┌──

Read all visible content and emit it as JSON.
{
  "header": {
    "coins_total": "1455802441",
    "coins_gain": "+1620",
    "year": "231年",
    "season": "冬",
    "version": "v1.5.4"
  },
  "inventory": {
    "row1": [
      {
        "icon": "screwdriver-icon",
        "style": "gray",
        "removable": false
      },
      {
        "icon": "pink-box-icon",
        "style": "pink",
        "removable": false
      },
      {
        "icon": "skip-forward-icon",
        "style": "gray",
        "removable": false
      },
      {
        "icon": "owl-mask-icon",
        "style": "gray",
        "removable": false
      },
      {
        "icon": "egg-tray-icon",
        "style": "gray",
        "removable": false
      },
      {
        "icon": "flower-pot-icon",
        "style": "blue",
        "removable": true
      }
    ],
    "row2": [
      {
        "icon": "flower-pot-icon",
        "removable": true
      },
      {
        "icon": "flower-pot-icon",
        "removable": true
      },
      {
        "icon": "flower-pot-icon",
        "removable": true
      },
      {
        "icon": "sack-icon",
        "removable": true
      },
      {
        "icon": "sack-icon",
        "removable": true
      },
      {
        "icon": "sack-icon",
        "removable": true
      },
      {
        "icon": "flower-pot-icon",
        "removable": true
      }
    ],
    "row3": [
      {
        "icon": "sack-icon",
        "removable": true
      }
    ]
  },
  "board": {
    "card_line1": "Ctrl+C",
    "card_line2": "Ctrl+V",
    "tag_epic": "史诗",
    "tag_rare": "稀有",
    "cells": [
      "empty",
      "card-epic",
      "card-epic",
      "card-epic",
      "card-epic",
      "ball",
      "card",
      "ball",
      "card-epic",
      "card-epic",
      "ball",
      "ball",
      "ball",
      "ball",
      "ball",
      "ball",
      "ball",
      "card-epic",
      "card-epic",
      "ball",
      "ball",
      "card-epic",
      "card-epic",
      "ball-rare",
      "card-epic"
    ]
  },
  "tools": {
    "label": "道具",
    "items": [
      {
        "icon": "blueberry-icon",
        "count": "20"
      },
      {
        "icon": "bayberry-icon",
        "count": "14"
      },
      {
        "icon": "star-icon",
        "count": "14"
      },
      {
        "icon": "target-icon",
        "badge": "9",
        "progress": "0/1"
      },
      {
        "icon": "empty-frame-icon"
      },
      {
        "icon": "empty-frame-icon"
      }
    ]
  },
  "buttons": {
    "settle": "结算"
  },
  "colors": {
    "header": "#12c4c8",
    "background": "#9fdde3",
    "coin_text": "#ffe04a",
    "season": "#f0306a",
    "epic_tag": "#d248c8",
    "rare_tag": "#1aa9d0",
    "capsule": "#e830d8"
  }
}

└──

Return each line of the data exactly as written above.

Read all visible content and emit it as JSON.
{
  "header": {
    "coins_total": "1455802441",
    "coins_gain": "+1620",
    "year": "231年",
    "season": "冬",
    "version": "v1.5.4"
  },
  "inventory": {
    "row1": [
      {
        "icon": "screwdriver-icon",
        "style": "gray",
        "removable": false
      },
      {
        "icon": "pink-box-icon",
        "style": "pink",
        "removable": false
      },
      {
        "icon": "skip-forward-icon",
        "style": "gray",
        "removable": false
      },
      {
        "icon": "owl-mask-icon",
        "style": "gray",
        "removable": false
      },
      {
        "icon": "egg-tray-icon",
        "style": "gray",
        "removable": false
      },
      {
        "icon": "flower-pot-icon",
        "style": "blue",
        "removable": true
      }
    ],
    "row2": [
      {
        "icon": "flower-pot-icon",
        "removable": true
      },
      {
        "icon": "flower-pot-icon",
        "removable": true
      },
      {
        "icon": "flower-pot-icon",
        "removable": true
      },
      {
        "icon": "sack-icon",
        "removable": true
      },
      {
        "icon": "sack-icon",
        "removable": true
      },
      {
        "icon": "sack-icon",
        "removable": true
      },
      {
        "icon": "flower-pot-icon",
        "removable": true
      }
    ],
    "row3": [
      {
        "icon": "sack-icon",
        "removable": true
      }
    ]
  },
  "board": {
    "card_line1": "Ctrl+C",
    "card_line2": "Ctrl+V",
    "tag_epic": "史诗",
    "tag_rare": "稀有",
    "cells": [
      "empty",
      "card-epic",
      "card-epic",
      "card-epic",
      "card-epic",
      "ball",
      "card",
      "ball",
      "card-epic",
      "card-epic",
      "ball",
      "ball",
      "ball",
      "ball",
      "ball",
      "ball",
      "ball",
      "card-epic",
      "card-epic",
      "ball",
      "ball",
      "card-epic",
      "card-epic",
      "ball-rare",
      "card-epic"
    ]
  },
  "tools": {
    "label": "道具",
    "items": [
      {
        "icon": "blueberry-icon",
        "count": "20"
      },
      {
        "icon": "bayberry-icon",
        "count": "14"
      },
      {
        "icon": "star-icon",
        "count": "14"
      },
      {
        "icon": "target-icon",
        "badge": "9",
        "progress": "0/1"
      },
      {
        "icon": "empty-frame-icon"
      },
      {
        "icon": "empty-frame-icon"
      }
    ]
  },
  "buttons": {
    "settle": "结算"
  },
  "colors": {
    "header": "#12c4c8",
    "background": "#9fdde3",
    "coin_text": "#ffe04a",
    "season": "#f0306a",
    "epic_tag": "#d248c8",
    "rare_tag": "#1aa9d0",
    "capsule": "#e830d8"
  }
}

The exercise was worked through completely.